(Records from a data source)
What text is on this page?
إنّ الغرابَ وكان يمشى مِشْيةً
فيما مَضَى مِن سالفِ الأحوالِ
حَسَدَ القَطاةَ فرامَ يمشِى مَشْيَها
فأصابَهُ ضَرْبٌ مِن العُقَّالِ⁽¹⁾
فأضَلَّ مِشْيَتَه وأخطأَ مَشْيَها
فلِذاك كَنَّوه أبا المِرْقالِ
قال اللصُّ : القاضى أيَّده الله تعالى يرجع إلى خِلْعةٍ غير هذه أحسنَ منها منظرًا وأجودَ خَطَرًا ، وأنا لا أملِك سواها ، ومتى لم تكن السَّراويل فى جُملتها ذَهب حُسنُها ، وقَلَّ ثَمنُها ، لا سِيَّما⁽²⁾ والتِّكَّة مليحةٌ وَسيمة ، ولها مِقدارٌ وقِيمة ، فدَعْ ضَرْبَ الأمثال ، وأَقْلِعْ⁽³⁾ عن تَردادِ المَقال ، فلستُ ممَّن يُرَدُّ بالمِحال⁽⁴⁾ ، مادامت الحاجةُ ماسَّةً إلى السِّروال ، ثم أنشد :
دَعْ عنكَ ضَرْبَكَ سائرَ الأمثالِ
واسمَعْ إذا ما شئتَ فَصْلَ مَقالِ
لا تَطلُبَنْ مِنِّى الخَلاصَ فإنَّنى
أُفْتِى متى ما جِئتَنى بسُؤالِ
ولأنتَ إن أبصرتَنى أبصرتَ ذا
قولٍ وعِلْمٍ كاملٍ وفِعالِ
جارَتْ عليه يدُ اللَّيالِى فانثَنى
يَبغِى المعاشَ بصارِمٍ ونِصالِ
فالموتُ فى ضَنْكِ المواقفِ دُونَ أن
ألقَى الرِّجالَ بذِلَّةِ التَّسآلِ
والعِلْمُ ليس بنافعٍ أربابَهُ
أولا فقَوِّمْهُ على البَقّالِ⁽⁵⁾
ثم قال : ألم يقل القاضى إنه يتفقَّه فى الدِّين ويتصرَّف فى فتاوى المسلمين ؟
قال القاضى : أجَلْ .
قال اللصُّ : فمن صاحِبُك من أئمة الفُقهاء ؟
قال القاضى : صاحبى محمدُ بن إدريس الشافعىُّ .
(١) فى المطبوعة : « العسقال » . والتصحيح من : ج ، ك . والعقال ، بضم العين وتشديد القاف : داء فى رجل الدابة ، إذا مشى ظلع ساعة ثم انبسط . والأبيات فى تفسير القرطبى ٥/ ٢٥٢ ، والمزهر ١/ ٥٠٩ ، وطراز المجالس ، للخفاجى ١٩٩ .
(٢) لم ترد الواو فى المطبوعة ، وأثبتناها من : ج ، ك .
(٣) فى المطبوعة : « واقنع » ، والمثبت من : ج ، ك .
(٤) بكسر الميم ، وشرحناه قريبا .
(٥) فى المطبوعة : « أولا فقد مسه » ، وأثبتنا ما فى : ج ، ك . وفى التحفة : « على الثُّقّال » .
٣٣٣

- [Job] Copy each line of the data above without altering a single character.

- [Answer below]
What text is on this page?
إنّ الغرابَ وكان يمشى مِشْيةً
فيما مَضَى مِن سالفِ الأحوالِ
حَسَدَ القَطاةَ فرامَ يمشِى مَشْيَها
فأصابَهُ ضَرْبٌ مِن العُقَّالِ⁽¹⁾
فأضَلَّ مِشْيَتَه وأخطأَ مَشْيَها
فلِذاك كَنَّوه أبا المِرْقالِ
قال اللصُّ : القاضى أيَّده الله تعالى يرجع إلى خِلْعةٍ غير هذه أحسنَ منها منظرًا وأجودَ خَطَرًا ، وأنا لا أملِك سواها ، ومتى لم تكن السَّراويل فى جُملتها ذَهب حُسنُها ، وقَلَّ ثَمنُها ، لا سِيَّما⁽²⁾ والتِّكَّة مليحةٌ وَسيمة ، ولها مِقدارٌ وقِيمة ، فدَعْ ضَرْبَ الأمثال ، وأَقْلِعْ⁽³⁾ عن تَردادِ المَقال ، فلستُ ممَّن يُرَدُّ بالمِحال⁽⁴⁾ ، مادامت الحاجةُ ماسَّةً إلى السِّروال ، ثم أنشد :
دَعْ عنكَ ضَرْبَكَ سائرَ الأمثالِ
واسمَعْ إذا ما شئتَ فَصْلَ مَقالِ
لا تَطلُبَنْ مِنِّى الخَلاصَ فإنَّنى
أُفْتِى متى ما جِئتَنى بسُؤالِ
ولأنتَ إن أبصرتَنى أبصرتَ ذا
قولٍ وعِلْمٍ كاملٍ وفِعالِ
جارَتْ عليه يدُ اللَّيالِى فانثَنى
يَبغِى المعاشَ بصارِمٍ ونِصالِ
فالموتُ فى ضَنْكِ المواقفِ دُونَ أن
ألقَى الرِّجالَ بذِلَّةِ التَّسآلِ
والعِلْمُ ليس بنافعٍ أربابَهُ
أولا فقَوِّمْهُ على البَقّالِ⁽⁵⁾
ثم قال : ألم يقل القاضى إنه يتفقَّه فى الدِّين ويتصرَّف فى فتاوى المسلمين ؟
قال القاضى : أجَلْ .
قال اللصُّ : فمن صاحِبُك من أئمة الفُقهاء ؟
قال القاضى : صاحبى محمدُ بن إدريس الشافعىُّ .
(١) فى المطبوعة : « العسقال » . والتصحيح من : ج ، ك . والعقال ، بضم العين وتشديد القاف : داء فى رجل الدابة ، إذا مشى ظلع ساعة ثم انبسط . والأبيات فى تفسير القرطبى ٥/ ٢٥٢ ، والمزهر ١/ ٥٠٩ ، وطراز المجالس ، للخفاجى ١٩٩ .
(٢) لم ترد الواو فى المطبوعة ، وأثبتناها من : ج ، ك .
(٣) فى المطبوعة : « واقنع » ، والمثبت من : ج ، ك .
(٤) بكسر الميم ، وشرحناه قريبا .
(٥) فى المطبوعة : « أولا فقد مسه » ، وأثبتنا ما فى : ج ، ك . وفى التحفة : « على الثُّقّال » .
٣٣٣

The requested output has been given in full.